What you are asked to do ::
Search the listing for the string "перпендикуляра" and copy every line that contains it.

Supplied material ::
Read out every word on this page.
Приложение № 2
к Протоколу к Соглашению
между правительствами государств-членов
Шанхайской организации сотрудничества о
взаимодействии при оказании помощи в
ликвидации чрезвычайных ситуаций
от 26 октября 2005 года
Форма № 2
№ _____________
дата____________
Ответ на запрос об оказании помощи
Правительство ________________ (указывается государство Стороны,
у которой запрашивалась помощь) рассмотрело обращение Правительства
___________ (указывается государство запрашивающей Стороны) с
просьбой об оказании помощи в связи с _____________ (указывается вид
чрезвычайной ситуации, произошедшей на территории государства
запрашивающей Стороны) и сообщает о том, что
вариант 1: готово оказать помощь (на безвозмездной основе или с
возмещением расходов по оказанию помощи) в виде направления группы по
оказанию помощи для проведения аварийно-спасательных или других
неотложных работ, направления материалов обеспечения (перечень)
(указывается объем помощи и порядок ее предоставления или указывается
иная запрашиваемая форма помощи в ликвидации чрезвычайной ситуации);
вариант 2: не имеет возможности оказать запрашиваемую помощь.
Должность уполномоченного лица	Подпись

...

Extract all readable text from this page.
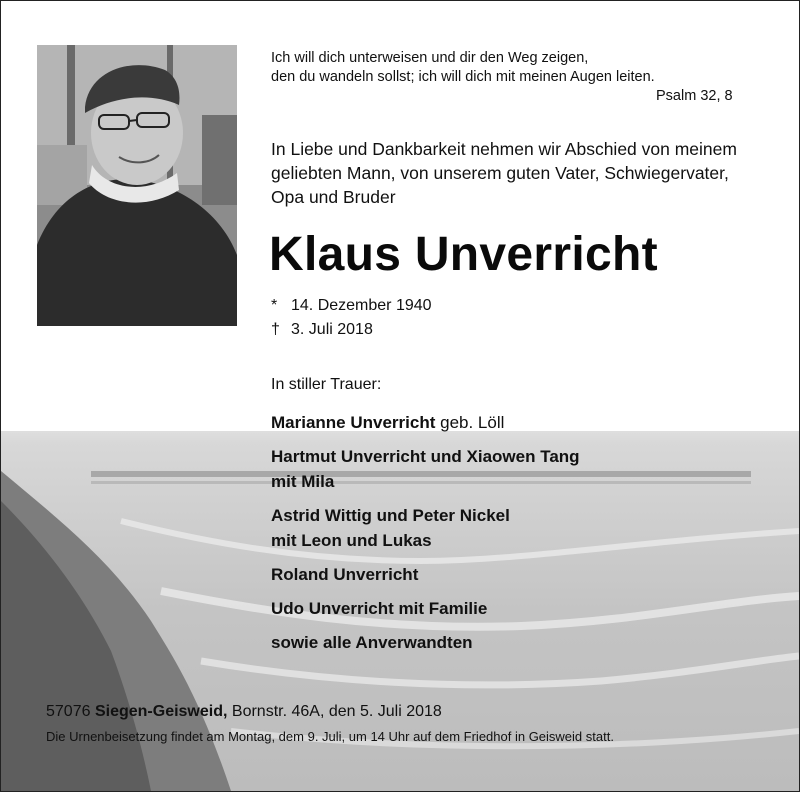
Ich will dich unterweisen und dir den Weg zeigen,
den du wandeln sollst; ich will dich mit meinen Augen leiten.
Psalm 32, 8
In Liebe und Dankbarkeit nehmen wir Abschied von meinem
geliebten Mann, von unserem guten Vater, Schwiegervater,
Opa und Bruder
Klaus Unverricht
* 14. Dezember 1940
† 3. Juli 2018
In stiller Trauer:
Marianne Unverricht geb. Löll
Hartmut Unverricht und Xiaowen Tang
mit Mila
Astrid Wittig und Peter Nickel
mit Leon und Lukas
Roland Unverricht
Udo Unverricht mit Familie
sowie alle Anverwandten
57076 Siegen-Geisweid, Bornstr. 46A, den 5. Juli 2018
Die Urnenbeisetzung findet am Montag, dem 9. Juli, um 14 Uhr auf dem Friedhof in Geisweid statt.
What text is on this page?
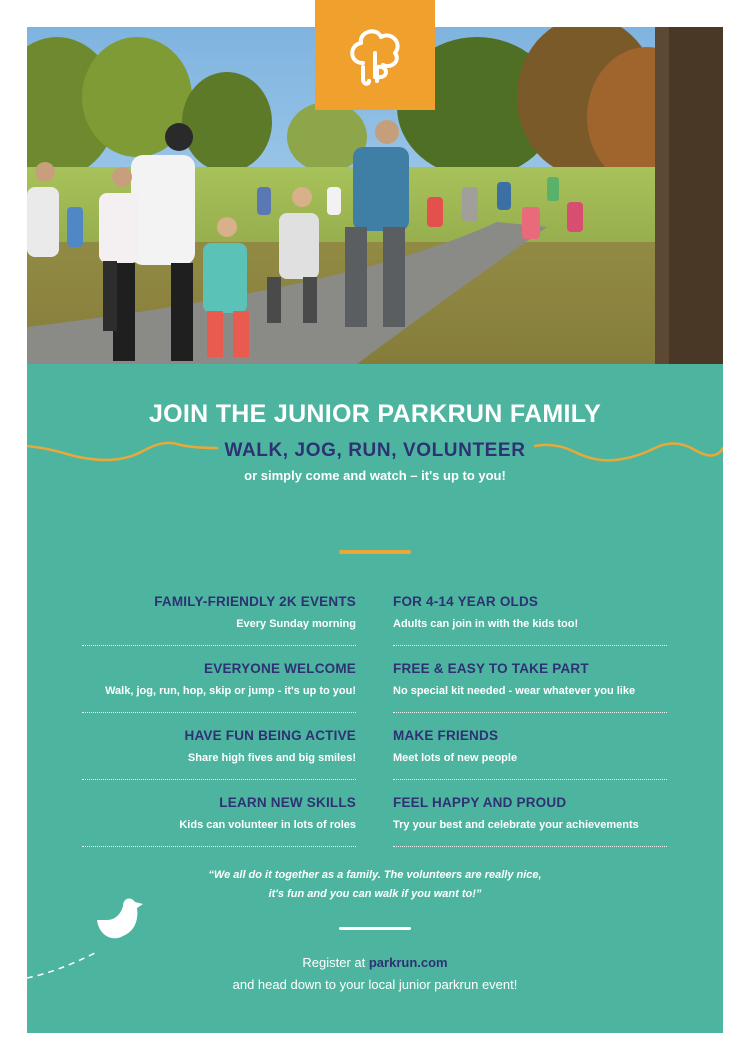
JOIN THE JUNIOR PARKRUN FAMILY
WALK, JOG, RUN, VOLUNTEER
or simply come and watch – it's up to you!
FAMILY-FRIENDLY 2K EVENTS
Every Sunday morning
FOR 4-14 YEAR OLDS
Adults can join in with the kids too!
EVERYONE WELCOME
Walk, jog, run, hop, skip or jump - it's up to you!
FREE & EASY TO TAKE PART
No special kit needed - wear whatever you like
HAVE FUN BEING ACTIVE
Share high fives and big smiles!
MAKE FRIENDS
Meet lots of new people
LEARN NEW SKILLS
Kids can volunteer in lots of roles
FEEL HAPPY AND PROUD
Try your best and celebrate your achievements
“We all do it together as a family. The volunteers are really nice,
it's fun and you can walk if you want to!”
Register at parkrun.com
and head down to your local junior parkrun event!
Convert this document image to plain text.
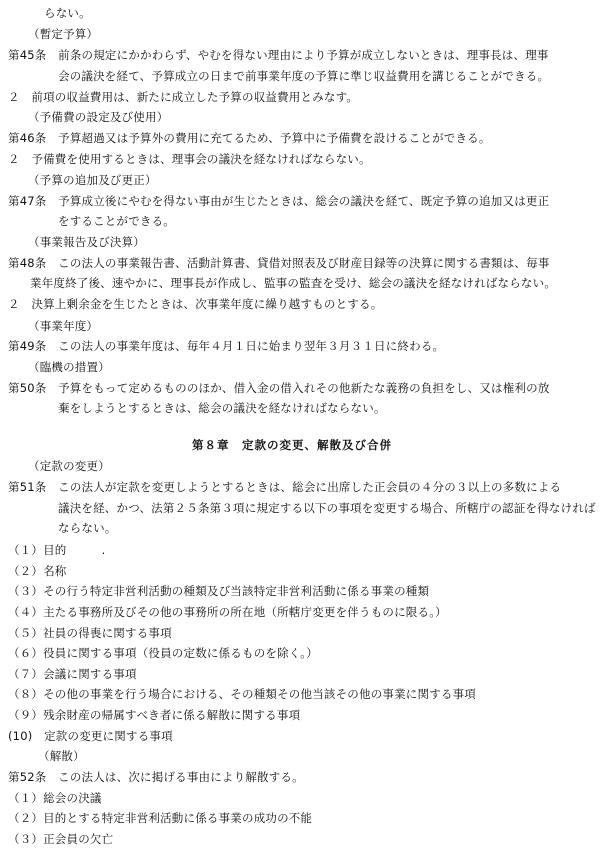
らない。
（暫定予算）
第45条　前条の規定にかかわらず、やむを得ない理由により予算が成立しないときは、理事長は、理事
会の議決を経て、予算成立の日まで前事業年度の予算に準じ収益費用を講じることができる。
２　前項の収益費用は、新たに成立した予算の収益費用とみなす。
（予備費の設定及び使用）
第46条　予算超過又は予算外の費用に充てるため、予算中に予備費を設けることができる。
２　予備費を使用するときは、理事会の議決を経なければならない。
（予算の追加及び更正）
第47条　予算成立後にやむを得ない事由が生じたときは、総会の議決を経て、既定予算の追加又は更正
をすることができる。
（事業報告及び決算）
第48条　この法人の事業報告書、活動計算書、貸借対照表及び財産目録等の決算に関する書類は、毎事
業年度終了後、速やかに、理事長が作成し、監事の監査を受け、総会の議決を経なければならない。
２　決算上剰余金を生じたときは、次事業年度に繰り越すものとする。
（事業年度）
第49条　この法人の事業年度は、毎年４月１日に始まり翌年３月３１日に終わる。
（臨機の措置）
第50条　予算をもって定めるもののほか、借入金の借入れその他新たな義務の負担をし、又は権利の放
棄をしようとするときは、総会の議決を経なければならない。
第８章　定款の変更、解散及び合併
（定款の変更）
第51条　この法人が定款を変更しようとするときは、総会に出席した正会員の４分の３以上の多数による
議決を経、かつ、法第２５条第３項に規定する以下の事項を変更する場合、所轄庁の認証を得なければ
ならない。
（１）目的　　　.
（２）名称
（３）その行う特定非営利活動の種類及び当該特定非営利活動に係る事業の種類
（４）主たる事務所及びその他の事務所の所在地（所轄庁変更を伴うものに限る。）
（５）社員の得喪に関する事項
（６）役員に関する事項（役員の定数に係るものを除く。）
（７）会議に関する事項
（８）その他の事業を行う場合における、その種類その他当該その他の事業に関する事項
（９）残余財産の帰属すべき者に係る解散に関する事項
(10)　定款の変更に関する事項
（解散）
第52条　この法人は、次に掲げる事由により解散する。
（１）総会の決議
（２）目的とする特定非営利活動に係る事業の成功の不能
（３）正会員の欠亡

==

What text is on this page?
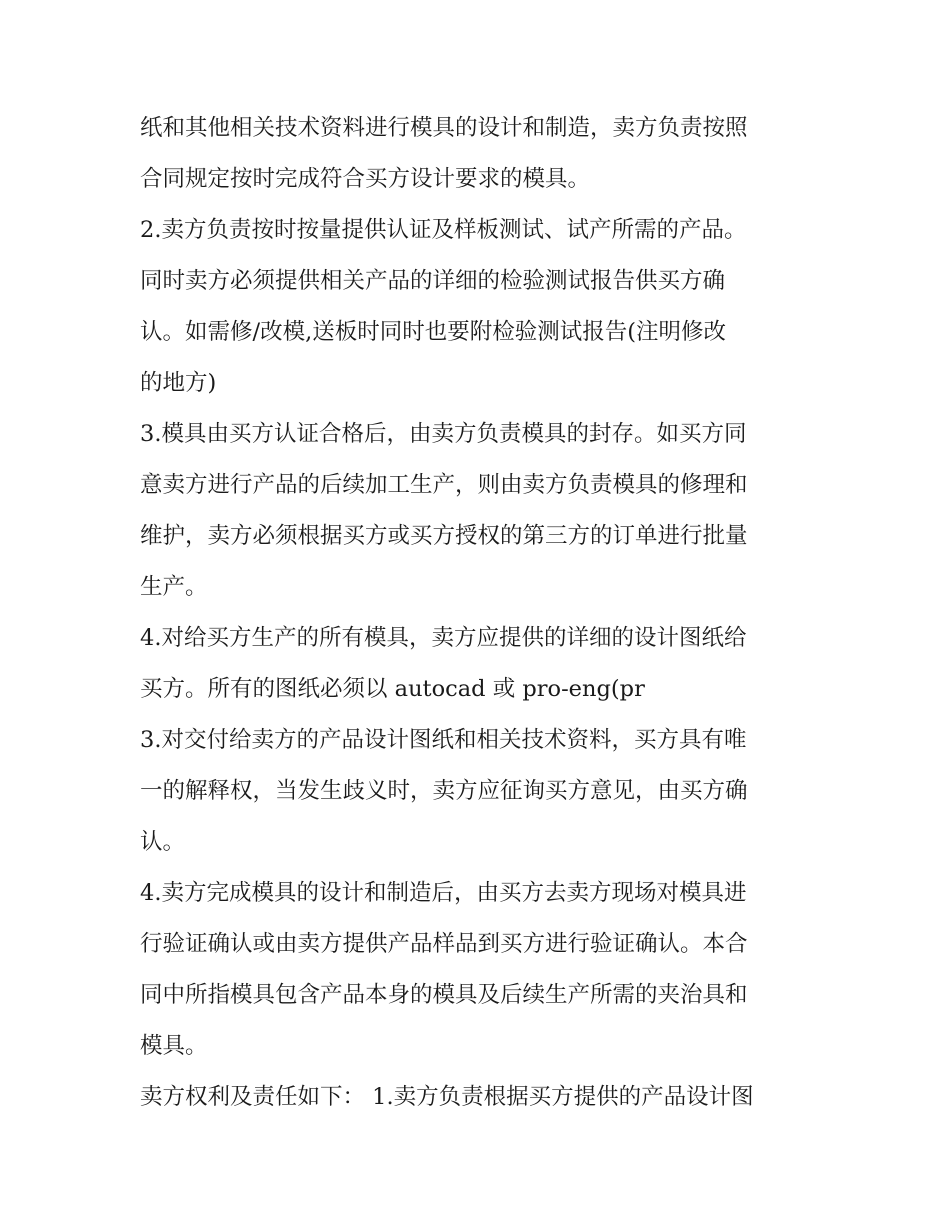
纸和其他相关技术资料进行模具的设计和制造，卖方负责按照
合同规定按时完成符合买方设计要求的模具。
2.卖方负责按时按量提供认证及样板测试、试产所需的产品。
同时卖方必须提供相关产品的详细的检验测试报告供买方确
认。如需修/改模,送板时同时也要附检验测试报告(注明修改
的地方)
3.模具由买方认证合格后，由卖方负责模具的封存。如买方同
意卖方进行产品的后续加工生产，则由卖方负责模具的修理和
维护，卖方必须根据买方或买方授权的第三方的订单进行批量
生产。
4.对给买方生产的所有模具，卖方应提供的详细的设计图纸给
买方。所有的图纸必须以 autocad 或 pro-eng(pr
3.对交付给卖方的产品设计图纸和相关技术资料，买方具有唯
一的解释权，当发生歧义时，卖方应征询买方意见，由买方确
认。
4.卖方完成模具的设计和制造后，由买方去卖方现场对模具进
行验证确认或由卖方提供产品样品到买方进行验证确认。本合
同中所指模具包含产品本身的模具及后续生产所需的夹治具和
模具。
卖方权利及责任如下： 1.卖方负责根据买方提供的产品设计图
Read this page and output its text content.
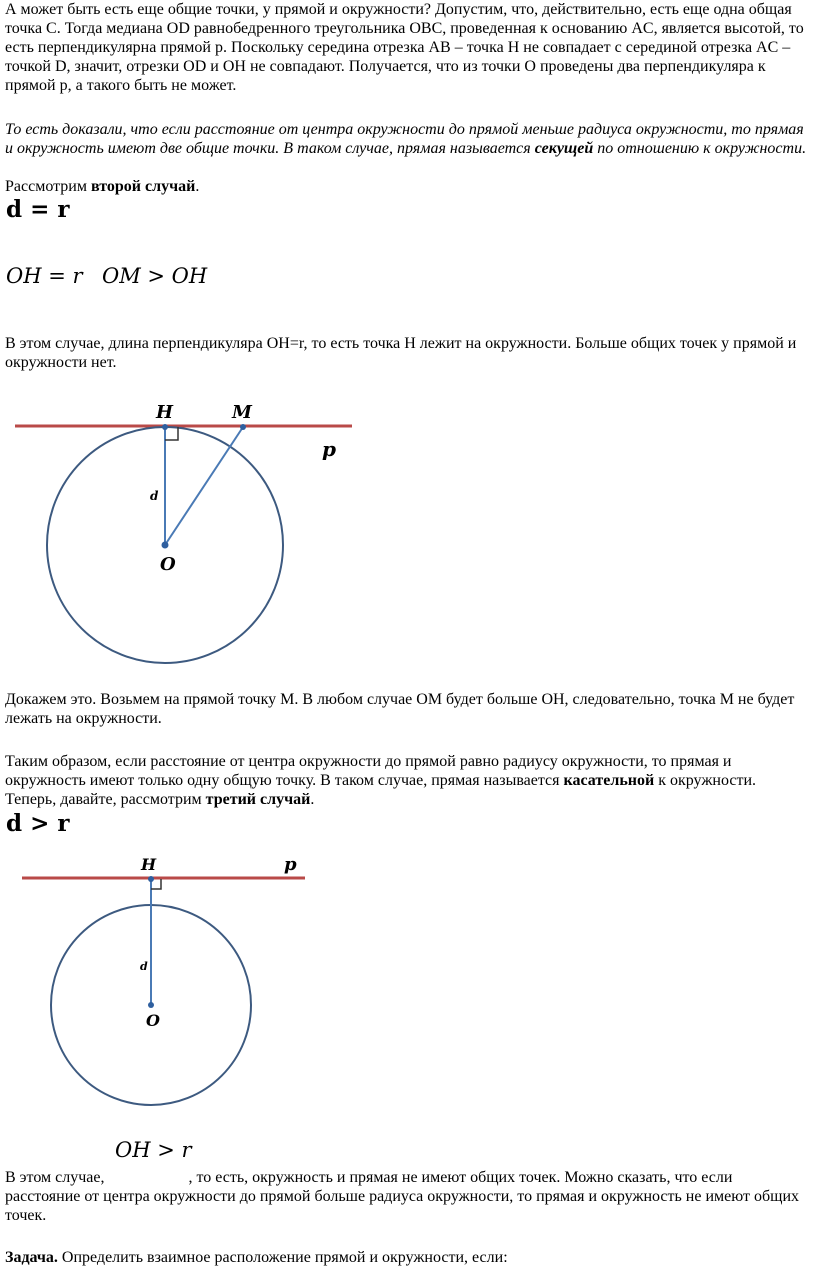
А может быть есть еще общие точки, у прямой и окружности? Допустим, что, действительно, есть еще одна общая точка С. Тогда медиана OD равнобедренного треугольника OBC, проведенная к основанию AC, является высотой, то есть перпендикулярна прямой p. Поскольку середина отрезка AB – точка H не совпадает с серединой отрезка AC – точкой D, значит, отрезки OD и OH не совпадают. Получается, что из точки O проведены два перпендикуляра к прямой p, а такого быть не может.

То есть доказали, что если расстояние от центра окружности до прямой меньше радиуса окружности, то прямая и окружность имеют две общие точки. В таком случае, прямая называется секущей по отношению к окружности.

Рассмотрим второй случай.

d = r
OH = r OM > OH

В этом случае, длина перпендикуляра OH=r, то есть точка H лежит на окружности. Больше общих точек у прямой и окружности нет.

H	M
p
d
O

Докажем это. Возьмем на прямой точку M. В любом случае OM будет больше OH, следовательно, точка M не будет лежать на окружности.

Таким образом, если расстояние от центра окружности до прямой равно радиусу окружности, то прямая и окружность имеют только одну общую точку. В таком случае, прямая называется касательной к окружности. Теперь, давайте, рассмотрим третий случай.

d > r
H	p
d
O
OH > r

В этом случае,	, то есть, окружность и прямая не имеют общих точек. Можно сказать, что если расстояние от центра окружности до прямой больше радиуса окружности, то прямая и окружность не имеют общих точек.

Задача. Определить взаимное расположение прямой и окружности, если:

Task output ::
А может быть есть еще общие точки, у прямой и окружности? Допустим, что, действительно, есть еще одна общая точка С. Тогда медиана OD равнобедренного треугольника OBC, проведенная к основанию AC, является высотой, то есть перпендикулярна прямой p. Поскольку середина отрезка AB – точка H не совпадает с серединой отрезка AC – точкой D, значит, отрезки OD и OH не совпадают. Получается, что из точки O проведены два перпендикуляра к прямой p, а такого быть не может.
В этом случае, длина перпендикуляра OH=r, то есть точка H лежит на окружности. Больше общих точек у прямой и окружности нет.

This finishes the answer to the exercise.